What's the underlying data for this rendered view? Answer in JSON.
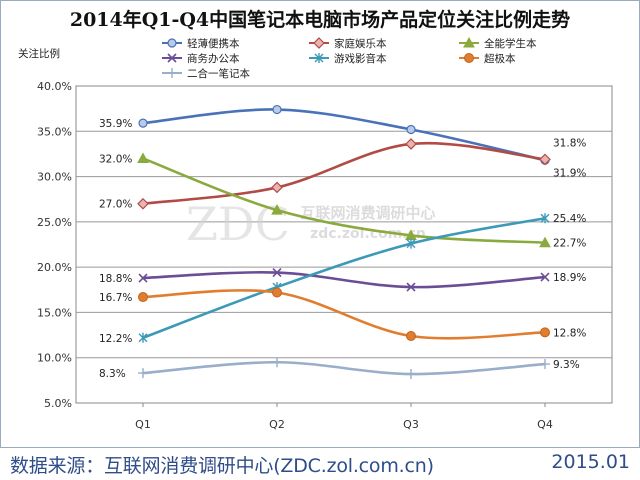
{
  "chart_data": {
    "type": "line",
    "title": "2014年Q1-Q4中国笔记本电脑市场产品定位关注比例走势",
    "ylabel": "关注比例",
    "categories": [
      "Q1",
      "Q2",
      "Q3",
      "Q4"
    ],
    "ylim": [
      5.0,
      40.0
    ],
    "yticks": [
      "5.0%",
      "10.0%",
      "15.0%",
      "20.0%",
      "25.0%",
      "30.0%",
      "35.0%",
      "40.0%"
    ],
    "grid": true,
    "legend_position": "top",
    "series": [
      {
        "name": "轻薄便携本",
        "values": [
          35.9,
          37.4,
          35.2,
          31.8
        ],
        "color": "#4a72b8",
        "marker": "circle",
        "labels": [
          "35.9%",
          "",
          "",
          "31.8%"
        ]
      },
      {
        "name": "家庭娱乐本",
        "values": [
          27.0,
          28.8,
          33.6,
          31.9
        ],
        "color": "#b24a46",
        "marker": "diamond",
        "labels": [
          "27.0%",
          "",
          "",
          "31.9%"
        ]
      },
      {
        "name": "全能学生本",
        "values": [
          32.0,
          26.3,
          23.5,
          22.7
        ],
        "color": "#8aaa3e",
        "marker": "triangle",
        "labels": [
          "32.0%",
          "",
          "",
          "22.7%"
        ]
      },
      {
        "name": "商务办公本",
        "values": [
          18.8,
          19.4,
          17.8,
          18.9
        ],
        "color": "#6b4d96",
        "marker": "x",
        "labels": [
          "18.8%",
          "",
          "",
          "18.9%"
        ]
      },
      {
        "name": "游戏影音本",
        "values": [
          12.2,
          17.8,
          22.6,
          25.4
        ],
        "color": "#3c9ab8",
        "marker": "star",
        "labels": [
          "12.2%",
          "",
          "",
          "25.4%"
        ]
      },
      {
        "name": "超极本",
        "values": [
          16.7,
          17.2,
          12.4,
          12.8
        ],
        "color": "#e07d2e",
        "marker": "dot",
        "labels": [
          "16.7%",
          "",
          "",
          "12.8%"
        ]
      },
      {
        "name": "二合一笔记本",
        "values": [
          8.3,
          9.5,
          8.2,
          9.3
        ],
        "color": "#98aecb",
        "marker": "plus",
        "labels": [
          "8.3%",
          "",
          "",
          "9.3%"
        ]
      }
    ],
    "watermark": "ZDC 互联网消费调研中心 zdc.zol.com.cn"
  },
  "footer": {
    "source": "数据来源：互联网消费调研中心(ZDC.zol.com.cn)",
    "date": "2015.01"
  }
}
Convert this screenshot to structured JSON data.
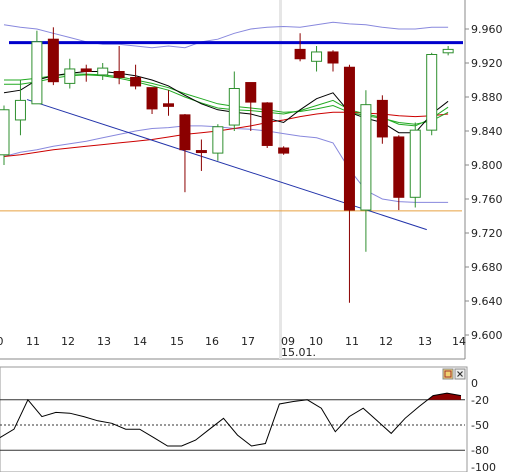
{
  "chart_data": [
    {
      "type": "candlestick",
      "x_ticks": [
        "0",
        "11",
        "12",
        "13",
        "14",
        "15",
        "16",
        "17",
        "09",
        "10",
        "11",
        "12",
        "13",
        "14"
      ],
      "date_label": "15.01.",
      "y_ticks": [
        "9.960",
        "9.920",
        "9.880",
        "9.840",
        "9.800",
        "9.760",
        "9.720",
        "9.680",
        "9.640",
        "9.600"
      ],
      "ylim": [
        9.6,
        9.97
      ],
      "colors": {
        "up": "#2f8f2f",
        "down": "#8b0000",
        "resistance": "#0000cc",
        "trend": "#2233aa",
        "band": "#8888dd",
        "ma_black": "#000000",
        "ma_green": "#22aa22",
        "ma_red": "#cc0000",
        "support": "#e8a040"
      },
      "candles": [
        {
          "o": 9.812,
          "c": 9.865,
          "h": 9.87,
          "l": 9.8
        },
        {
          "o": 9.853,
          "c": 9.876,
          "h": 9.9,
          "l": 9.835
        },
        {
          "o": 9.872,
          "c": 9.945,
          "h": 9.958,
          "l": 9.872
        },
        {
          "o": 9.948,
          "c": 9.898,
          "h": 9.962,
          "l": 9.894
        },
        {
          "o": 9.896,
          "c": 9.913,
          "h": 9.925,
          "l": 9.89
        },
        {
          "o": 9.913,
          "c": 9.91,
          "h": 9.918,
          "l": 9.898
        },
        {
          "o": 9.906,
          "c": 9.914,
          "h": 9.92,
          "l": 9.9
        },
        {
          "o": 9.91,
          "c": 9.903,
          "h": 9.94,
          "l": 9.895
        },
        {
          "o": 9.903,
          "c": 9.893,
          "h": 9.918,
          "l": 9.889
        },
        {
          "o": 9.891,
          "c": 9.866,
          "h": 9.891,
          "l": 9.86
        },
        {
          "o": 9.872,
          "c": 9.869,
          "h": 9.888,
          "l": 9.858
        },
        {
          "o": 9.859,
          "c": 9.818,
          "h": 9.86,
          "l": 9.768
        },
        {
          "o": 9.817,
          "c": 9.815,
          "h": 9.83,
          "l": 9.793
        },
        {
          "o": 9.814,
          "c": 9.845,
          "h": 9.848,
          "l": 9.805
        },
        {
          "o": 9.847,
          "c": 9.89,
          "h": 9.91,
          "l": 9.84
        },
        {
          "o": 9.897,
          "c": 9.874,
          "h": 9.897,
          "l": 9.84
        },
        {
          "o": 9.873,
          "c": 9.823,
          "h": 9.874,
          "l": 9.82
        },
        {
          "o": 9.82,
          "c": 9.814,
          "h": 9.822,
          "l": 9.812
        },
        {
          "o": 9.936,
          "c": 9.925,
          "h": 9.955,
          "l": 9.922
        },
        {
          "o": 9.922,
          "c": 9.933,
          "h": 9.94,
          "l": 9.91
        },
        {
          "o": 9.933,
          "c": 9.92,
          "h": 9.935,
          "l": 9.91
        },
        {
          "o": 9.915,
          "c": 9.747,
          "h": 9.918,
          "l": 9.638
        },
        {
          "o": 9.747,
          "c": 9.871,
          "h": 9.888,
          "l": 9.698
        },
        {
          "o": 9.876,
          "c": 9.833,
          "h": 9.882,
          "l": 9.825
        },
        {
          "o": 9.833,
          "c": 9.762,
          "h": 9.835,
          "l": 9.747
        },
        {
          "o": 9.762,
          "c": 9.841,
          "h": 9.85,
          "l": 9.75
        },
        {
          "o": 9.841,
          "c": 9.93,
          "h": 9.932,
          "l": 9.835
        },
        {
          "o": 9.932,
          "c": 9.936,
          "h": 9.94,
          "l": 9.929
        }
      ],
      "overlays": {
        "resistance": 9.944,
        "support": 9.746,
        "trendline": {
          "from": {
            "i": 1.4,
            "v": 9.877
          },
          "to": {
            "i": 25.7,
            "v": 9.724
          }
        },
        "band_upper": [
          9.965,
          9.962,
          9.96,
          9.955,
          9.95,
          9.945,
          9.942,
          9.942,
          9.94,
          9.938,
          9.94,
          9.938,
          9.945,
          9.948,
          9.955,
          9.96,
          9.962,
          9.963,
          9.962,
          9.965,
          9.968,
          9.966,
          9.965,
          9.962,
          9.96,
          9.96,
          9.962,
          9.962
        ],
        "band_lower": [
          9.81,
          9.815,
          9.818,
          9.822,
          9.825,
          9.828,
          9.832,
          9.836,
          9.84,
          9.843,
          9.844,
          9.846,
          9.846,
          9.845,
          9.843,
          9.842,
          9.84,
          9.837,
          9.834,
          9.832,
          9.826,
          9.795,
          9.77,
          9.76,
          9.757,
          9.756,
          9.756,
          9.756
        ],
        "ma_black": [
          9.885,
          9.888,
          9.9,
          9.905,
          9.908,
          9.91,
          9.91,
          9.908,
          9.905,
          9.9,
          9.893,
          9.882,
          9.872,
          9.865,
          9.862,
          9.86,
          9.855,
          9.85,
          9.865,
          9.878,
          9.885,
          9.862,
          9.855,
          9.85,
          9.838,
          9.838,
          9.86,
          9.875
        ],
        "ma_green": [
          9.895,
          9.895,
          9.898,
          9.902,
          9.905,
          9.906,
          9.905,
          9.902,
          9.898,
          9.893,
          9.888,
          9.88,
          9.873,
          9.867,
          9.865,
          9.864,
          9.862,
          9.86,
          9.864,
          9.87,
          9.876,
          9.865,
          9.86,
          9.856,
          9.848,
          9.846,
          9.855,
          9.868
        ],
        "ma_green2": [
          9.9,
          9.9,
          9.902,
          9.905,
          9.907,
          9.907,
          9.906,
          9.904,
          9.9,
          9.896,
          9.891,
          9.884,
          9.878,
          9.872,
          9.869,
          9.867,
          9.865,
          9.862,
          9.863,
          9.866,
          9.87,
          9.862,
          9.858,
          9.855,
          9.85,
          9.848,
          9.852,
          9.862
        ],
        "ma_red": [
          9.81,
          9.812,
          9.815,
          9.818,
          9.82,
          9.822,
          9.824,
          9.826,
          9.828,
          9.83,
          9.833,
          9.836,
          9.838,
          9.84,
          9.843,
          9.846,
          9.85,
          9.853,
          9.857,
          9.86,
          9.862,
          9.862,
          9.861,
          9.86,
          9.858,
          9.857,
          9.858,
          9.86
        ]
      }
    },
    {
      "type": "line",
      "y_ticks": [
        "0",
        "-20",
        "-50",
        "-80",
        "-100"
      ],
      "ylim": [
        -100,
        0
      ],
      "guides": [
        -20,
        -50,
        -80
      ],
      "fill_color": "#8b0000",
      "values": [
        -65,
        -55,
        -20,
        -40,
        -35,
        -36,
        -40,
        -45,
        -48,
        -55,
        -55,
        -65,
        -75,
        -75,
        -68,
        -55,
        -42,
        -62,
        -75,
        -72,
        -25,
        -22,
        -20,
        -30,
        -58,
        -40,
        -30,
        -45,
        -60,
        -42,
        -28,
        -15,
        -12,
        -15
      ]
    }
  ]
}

————

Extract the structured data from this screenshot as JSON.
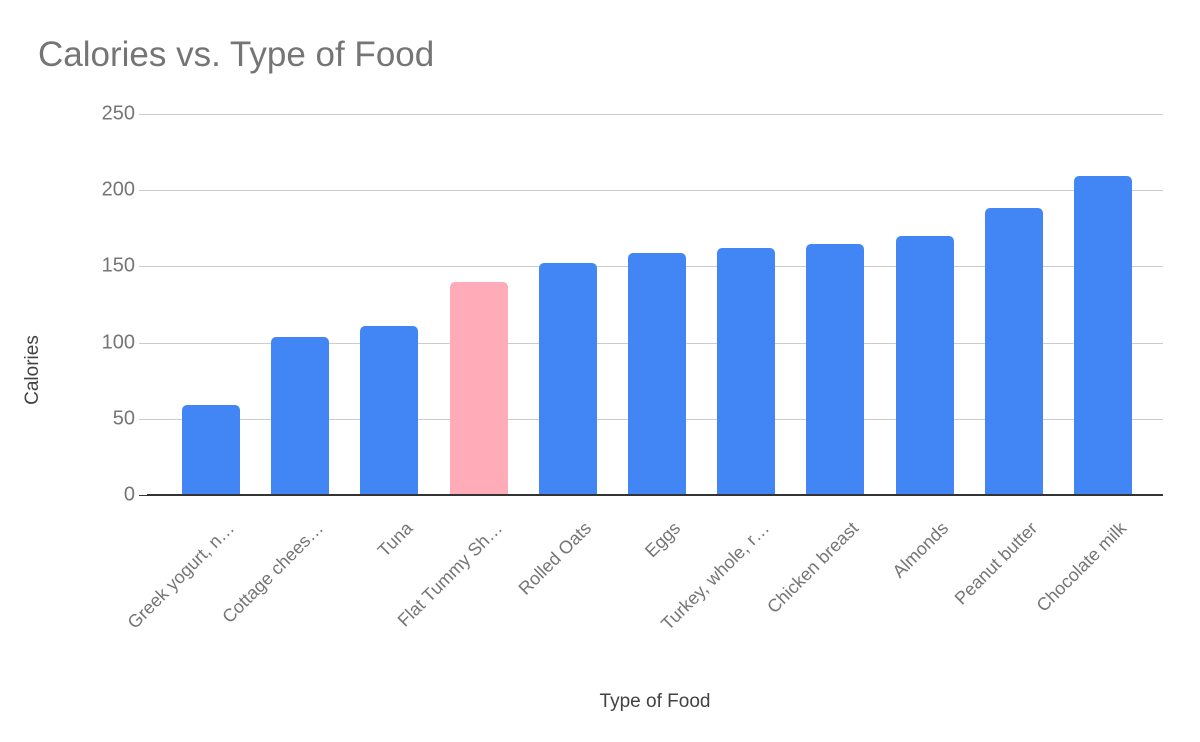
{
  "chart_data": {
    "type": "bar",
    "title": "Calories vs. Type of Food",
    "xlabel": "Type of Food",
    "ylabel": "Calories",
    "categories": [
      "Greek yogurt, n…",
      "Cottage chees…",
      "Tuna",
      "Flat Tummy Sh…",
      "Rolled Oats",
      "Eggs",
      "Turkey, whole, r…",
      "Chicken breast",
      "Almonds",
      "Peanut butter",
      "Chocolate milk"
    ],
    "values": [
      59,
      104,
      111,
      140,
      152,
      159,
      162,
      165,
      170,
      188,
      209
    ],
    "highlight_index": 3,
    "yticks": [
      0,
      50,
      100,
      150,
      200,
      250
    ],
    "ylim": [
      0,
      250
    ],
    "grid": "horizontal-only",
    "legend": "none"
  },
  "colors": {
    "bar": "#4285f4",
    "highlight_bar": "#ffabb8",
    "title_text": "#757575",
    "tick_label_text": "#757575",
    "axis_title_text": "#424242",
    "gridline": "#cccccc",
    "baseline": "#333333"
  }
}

————

### What to work on
Point out every line holding the string "screenshot" and copy it.

### Final result
Convert this screenshot to structured JSON data.
Extract the structured data from this screenshot as JSON.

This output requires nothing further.